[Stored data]
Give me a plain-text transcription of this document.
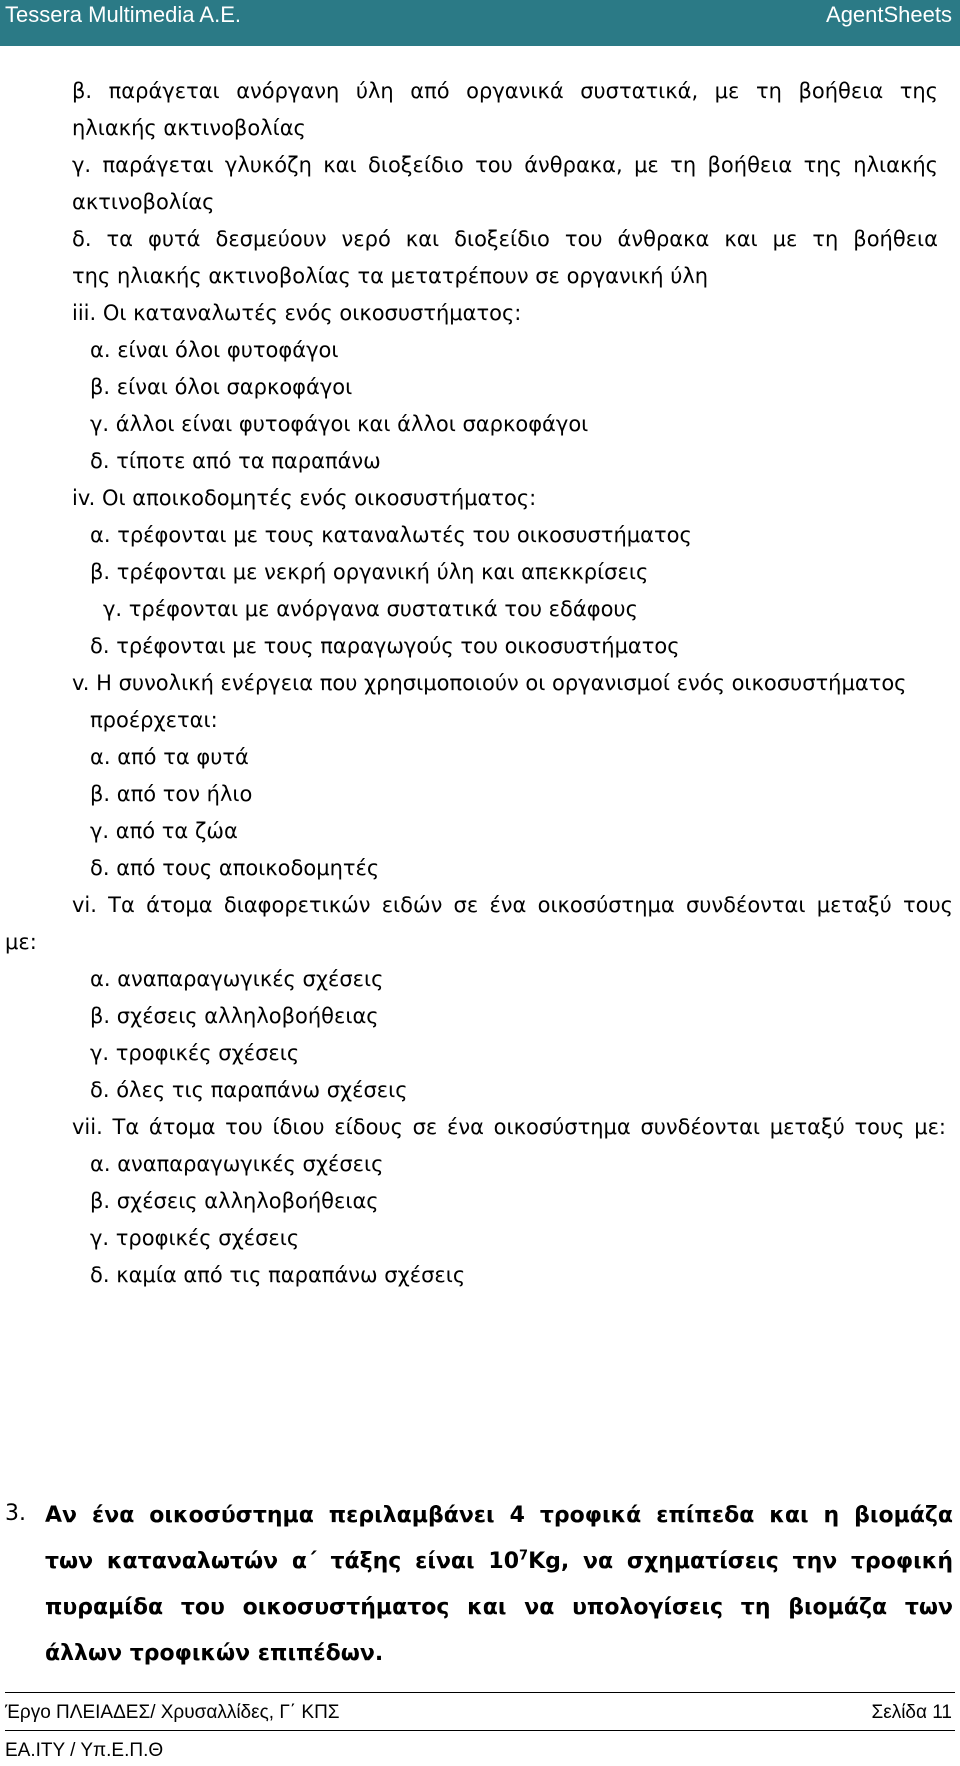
Tessera Multimedia A.E.	AgentSheets
β. παράγεται ανόργανη ύλη από οργανικά συστατικά, με τη βοήθεια της
ηλιακής ακτινοβολίας
γ. παράγεται γλυκόζη και διοξείδιο του άνθρακα, με τη βοήθεια της ηλιακής
ακτινοβολίας
δ. τα φυτά δεσμεύουν νερό και διοξείδιο του άνθρακα και με τη βοήθεια
της ηλιακής ακτινοβολίας τα μετατρέπουν σε οργανική ύλη
iii. Οι καταναλωτές ενός οικοσυστήματος:
α. είναι όλοι φυτοφάγοι
β. είναι όλοι σαρκοφάγοι
γ. άλλοι είναι φυτοφάγοι και άλλοι σαρκοφάγοι
δ. τίποτε από τα παραπάνω
iv. Οι αποικοδομητές ενός οικοσυστήματος:
α. τρέφονται με τους καταναλωτές του οικοσυστήματος
β. τρέφονται με νεκρή οργανική ύλη και απεκκρίσεις
γ. τρέφονται με ανόργανα συστατικά του εδάφους
δ. τρέφονται με τους παραγωγούς του οικοσυστήματος
v. Η συνολική ενέργεια που χρησιμοποιούν οι οργανισμοί ενός οικοσυστήματος
προέρχεται:
α. από τα φυτά
β. από τον ήλιο
γ. από τα ζώα
δ. από τους αποικοδομητές
vi. Τα άτομα διαφορετικών ειδών σε ένα οικοσύστημα συνδέονται μεταξύ τους
με:
α. αναπαραγωγικές σχέσεις
β. σχέσεις αλληλοβοήθειας
γ. τροφικές σχέσεις
δ. όλες τις παραπάνω σχέσεις
vii. Τα άτομα του ίδιου είδους σε ένα οικοσύστημα συνδέονται μεταξύ τους με:
α. αναπαραγωγικές σχέσεις
β. σχέσεις αλληλοβοήθειας
γ. τροφικές σχέσεις
δ. καμία από τις παραπάνω σχέσεις
3. Αν ένα οικοσύστημα περιλαμβάνει 4 τροφικά επίπεδα και η βιομάζα
των καταναλωτών α΄ τάξης είναι $10^7Kg$, να σχηματίσεις την τροφική
πυραμίδα του οικοσυστήματος και να υπολογίσεις τη βιομάζα των
άλλων τροφικών επιπέδων.
Έργο ΠΛΕΙΑΔΕΣ/ Χρυσαλλίδες, Γ΄ ΚΠΣ	Σελίδα 11
ΕΑ.ΙΤΥ / Υπ.Ε.Π.Θ
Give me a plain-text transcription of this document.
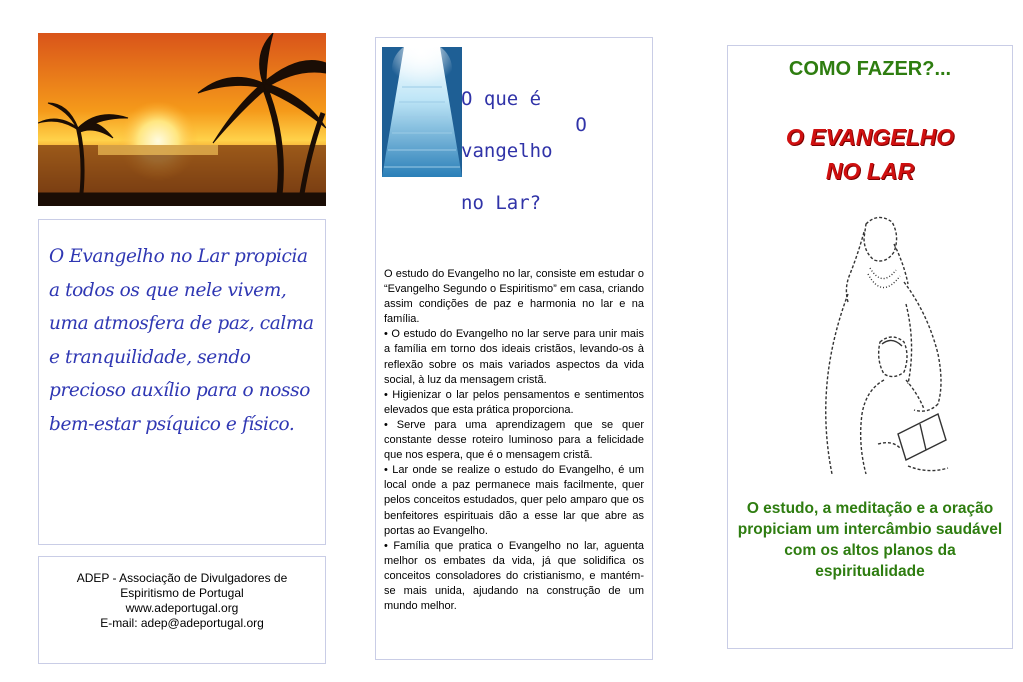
O Evangelho no Lar propicia a todos os que nele vivem, uma atmosfera de paz, calma e tranquilidade, sendo precioso auxílio para o nosso bem-estar psíquico e físico.

ADEP - Associação de Divulgadores de
Espiritismo de Portugal
www.adeportugal.org
E-mail: adep@adeportugal.org
O que é
O
vangelho

no Lar?

O estudo do Evangelho no lar, consiste em estudar o “Evangelho Segundo o Espiritismo” em casa, criando assim condições de paz e harmonia no lar e na família.

• O estudo do Evangelho no lar serve para unir mais a família em torno dos ideais cristãos, levando-os à reflexão sobre os mais variados aspectos da vida social, à luz da mensagem cristã.

• Higienizar o lar pelos pensamentos e sentimentos elevados que esta prática proporciona.

• Serve para uma aprendizagem que se quer constante desse roteiro luminoso para a felicidade que nos espera, que é o mensagem cristã.

• Lar onde se realize o estudo do Evangelho, é um local onde a paz permanece mais facilmente, quer pelos conceitos estudados, quer pelo amparo que os benfeitores espirituais dão a esse lar que abre as portas ao Evangelho.

• Família que pratica o Evangelho no lar, aguenta melhor os embates da vida, já que solidifica os conceitos consoladores do cristianismo, e mantém-se mais unida, ajudando na construção de um mundo melhor.

COMO FAZER?...
O EVANGELHO
NO LAR
O estudo, a meditação e a oração propiciam um intercâmbio saudável com os altos planos da espiritualidade
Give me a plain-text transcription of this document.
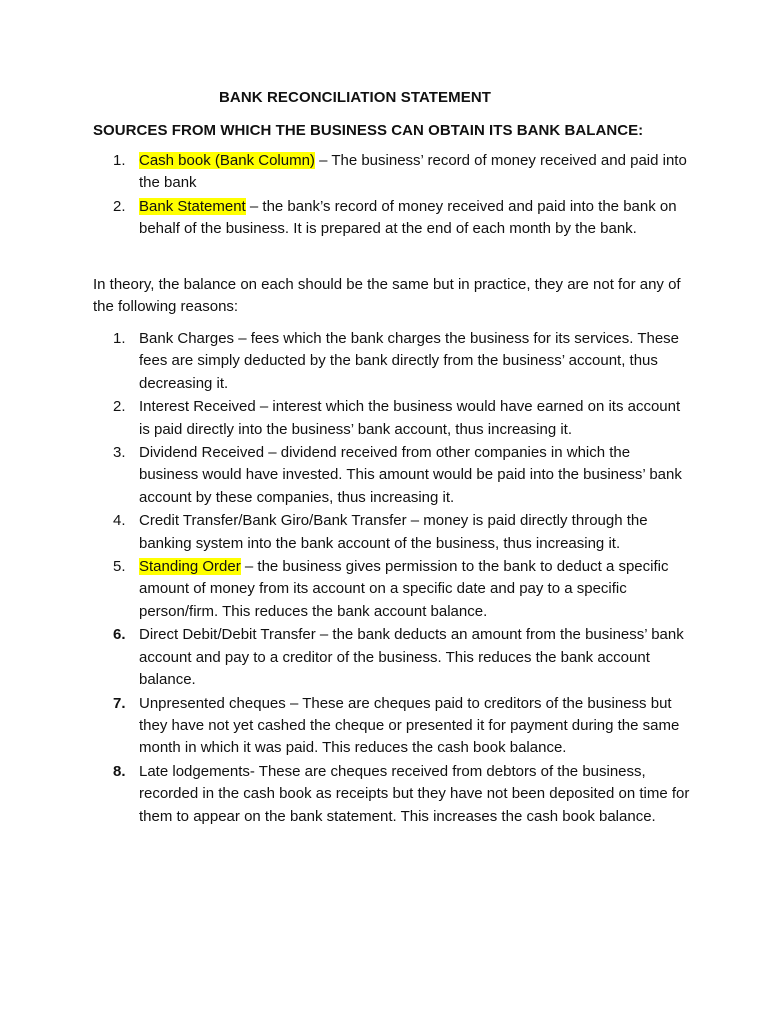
BANK RECONCILIATION STATEMENT
SOURCES FROM WHICH THE BUSINESS CAN OBTAIN ITS BANK BALANCE:
1. Cash book (Bank Column) – The business’ record of money received and paid into the bank
2. Bank Statement – the bank’s record of money received and paid into the bank on behalf of the business. It is prepared at the end of each month by the bank.

In theory, the balance on each should be the same but in practice, they are not for any of the following reasons:

1. Bank Charges – fees which the bank charges the business for its services. These fees are simply deducted by the bank directly from the business’ account, thus decreasing it.
2. Interest Received – interest which the business would have earned on its account is paid directly into the business’ bank account, thus increasing it.
3. Dividend Received – dividend received from other companies in which the business would have invested. This amount would be paid into the business’ bank account by these companies, thus increasing it.
4. Credit Transfer/Bank Giro/Bank Transfer – money is paid directly through the banking system into the bank account of the business, thus increasing it.
5. Standing Order – the business gives permission to the bank to deduct a specific amount of money from its account on a specific date and pay to a specific person/firm. This reduces the bank account balance.
6. Direct Debit/Debit Transfer – the bank deducts an amount from the business’ bank account and pay to a creditor of the business. This reduces the bank account balance.
7. Unpresented cheques – These are cheques paid to creditors of the business but they have not yet cashed the cheque or presented it for payment during the same month in which it was paid. This reduces the cash book balance.
8. Late lodgements- These are cheques received from debtors of the business, recorded in the cash book as receipts but they have not been deposited on time for them to appear on the bank statement. This increases the cash book balance.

● Problem requirements
Transcribe the full listing above exactly as it stands, minus the pictures.

● Finished answer
Give me a plain-text transcription of this document.
Tessera Multimedia A.E.	AgentSheets
β. παράγεται ανόργανη ύλη από οργανικά συστατικά, με τη βοήθεια της
ηλιακής ακτινοβολίας
γ. παράγεται γλυκόζη και διοξείδιο του άνθρακα, με τη βοήθεια της ηλιακής
ακτινοβολίας
δ. τα φυτά δεσμεύουν νερό και διοξείδιο του άνθρακα και με τη βοήθεια
της ηλιακής ακτινοβολίας τα μετατρέπουν σε οργανική ύλη
iii. Οι καταναλωτές ενός οικοσυστήματος:
α. είναι όλοι φυτοφάγοι
β. είναι όλοι σαρκοφάγοι
γ. άλλοι είναι φυτοφάγοι και άλλοι σαρκοφάγοι
δ. τίποτε από τα παραπάνω
iv. Οι αποικοδομητές ενός οικοσυστήματος:
α. τρέφονται με τους καταναλωτές του οικοσυστήματος
β. τρέφονται με νεκρή οργανική ύλη και απεκκρίσεις
γ. τρέφονται με ανόργανα συστατικά του εδάφους
δ. τρέφονται με τους παραγωγούς του οικοσυστήματος
v. Η συνολική ενέργεια που χρησιμοποιούν οι οργανισμοί ενός οικοσυστήματος
προέρχεται:
α. από τα φυτά
β. από τον ήλιο
γ. από τα ζώα
δ. από τους αποικοδομητές
vi. Τα άτομα διαφορετικών ειδών σε ένα οικοσύστημα συνδέονται μεταξύ τους
με:
α. αναπαραγωγικές σχέσεις
β. σχέσεις αλληλοβοήθειας
γ. τροφικές σχέσεις
δ. όλες τις παραπάνω σχέσεις
vii. Τα άτομα του ίδιου είδους σε ένα οικοσύστημα συνδέονται μεταξύ τους με:
α. αναπαραγωγικές σχέσεις
β. σχέσεις αλληλοβοήθειας
γ. τροφικές σχέσεις
δ. καμία από τις παραπάνω σχέσεις
3. Αν ένα οικοσύστημα περιλαμβάνει 4 τροφικά επίπεδα και η βιομάζα
των καταναλωτών α΄ τάξης είναι $10^7Kg$, να σχηματίσεις την τροφική
πυραμίδα του οικοσυστήματος και να υπολογίσεις τη βιομάζα των
άλλων τροφικών επιπέδων.
Έργο ΠΛΕΙΑΔΕΣ/ Χρυσαλλίδες, Γ΄ ΚΠΣ	Σελίδα 11
ΕΑ.ΙΤΥ / Υπ.Ε.Π.Θ
Give me a plain-text transcription of this document.
O Evangelho no Lar propicia a todos os que nele vivem, uma atmosfera de paz, calma e tranquilidade, sendo precioso auxílio para o nosso bem-estar psíquico e físico.

ADEP - Associação de Divulgadores de
Espiritismo de Portugal
www.adeportugal.org
E-mail: adep@adeportugal.org
O que é
O
vangelho

no Lar?

O estudo do Evangelho no lar, consiste em estudar o “Evangelho Segundo o Espiritismo” em casa, criando assim condições de paz e harmonia no lar e na família.

• O estudo do Evangelho no lar serve para unir mais a família em torno dos ideais cristãos, levando-os à reflexão sobre os mais variados aspectos da vida social, à luz da mensagem cristã.

• Higienizar o lar pelos pensamentos e sentimentos elevados que esta prática proporciona.

• Serve para uma aprendizagem que se quer constante desse roteiro luminoso para a felicidade que nos espera, que é o mensagem cristã.

• Lar onde se realize o estudo do Evangelho, é um local onde a paz permanece mais facilmente, quer pelos conceitos estudados, quer pelo amparo que os benfeitores espirituais dão a esse lar que abre as portas ao Evangelho.

• Família que pratica o Evangelho no lar, aguenta melhor os embates da vida, já que solidifica os conceitos consoladores do cristianismo, e mantém-se mais unida, ajudando na construção de um mundo melhor.

COMO FAZER?...
O EVANGELHO
NO LAR
O estudo, a meditação e a oração propiciam um intercâmbio saudável com os altos planos da espiritualidade
Give me a plain-text transcription of this document.
BANK RECONCILIATION STATEMENT
SOURCES FROM WHICH THE BUSINESS CAN OBTAIN ITS BANK BALANCE:
1. Cash book (Bank Column) – The business’ record of money received and paid into the bank
2. Bank Statement – the bank’s record of money received and paid into the bank on behalf of the business. It is prepared at the end of each month by the bank.

In theory, the balance on each should be the same but in practice, they are not for any of the following reasons:

1. Bank Charges – fees which the bank charges the business for its services. These fees are simply deducted by the bank directly from the business’ account, thus decreasing it.
2. Interest Received – interest which the business would have earned on its account is paid directly into the business’ bank account, thus increasing it.
3. Dividend Received – dividend received from other companies in which the business would have invested. This amount would be paid into the business’ bank account by these companies, thus increasing it.
4. Credit Transfer/Bank Giro/Bank Transfer – money is paid directly through the banking system into the bank account of the business, thus increasing it.
5. Standing Order – the business gives permission to the bank to deduct a specific amount of money from its account on a specific date and pay to a specific person/firm. This reduces the bank account balance.
6. Direct Debit/Debit Transfer – the bank deducts an amount from the business’ bank account and pay to a creditor of the business. This reduces the bank account balance.
7. Unpresented cheques – These are cheques paid to creditors of the business but they have not yet cashed the cheque or presented it for payment during the same month in which it was paid. This reduces the cash book balance.
8. Late lodgements- These are cheques received from debtors of the business, recorded in the cash book as receipts but they have not been deposited on time for them to appear on the bank statement. This increases the cash book balance.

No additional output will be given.